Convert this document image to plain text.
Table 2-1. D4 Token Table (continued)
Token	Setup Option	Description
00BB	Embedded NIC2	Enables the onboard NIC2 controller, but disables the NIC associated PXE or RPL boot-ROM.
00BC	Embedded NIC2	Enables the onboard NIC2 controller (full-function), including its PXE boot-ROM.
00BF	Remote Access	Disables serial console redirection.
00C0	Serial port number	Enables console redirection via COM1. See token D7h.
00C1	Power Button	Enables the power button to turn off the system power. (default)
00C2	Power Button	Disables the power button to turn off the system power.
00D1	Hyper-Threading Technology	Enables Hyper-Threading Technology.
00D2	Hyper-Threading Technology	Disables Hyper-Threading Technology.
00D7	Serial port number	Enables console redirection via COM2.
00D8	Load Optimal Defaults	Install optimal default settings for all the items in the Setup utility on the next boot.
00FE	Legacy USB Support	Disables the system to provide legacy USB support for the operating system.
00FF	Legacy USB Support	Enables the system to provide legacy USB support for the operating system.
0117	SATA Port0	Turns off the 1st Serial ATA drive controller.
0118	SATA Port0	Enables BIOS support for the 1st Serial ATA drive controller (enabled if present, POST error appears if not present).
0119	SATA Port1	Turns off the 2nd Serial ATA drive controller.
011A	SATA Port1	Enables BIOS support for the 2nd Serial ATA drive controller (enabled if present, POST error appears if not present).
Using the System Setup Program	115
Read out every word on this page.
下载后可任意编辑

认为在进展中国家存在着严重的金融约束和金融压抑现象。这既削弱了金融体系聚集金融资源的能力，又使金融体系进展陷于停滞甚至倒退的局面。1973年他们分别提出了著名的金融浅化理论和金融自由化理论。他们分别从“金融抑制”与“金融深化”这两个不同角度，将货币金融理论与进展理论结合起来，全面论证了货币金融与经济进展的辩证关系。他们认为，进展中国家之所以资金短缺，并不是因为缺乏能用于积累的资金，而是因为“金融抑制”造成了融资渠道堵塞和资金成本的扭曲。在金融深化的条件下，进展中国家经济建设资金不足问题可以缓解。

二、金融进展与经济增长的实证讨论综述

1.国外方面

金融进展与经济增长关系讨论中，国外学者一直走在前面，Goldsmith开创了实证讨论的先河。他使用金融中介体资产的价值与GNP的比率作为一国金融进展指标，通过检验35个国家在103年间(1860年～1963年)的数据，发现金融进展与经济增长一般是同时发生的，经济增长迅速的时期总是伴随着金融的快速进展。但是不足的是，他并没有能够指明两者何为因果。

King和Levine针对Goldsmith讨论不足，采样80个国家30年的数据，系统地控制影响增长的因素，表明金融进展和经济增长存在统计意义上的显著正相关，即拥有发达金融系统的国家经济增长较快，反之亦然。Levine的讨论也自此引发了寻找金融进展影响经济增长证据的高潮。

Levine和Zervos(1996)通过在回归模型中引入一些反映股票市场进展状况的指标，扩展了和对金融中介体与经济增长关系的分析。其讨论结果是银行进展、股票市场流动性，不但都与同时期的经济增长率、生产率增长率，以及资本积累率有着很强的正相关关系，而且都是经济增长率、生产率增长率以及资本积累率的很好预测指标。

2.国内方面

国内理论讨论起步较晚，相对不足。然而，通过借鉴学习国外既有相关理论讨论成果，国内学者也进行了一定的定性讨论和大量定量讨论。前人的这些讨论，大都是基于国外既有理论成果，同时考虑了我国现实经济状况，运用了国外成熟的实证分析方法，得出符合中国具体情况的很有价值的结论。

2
──────────
Copy out each line of the records that holds the string "provide".

00FE	Legacy USB Support	Disables the system to provide legacy USB support for the operating system.
00FF	Legacy USB Support	Enables the system to provide legacy USB support for the operating system.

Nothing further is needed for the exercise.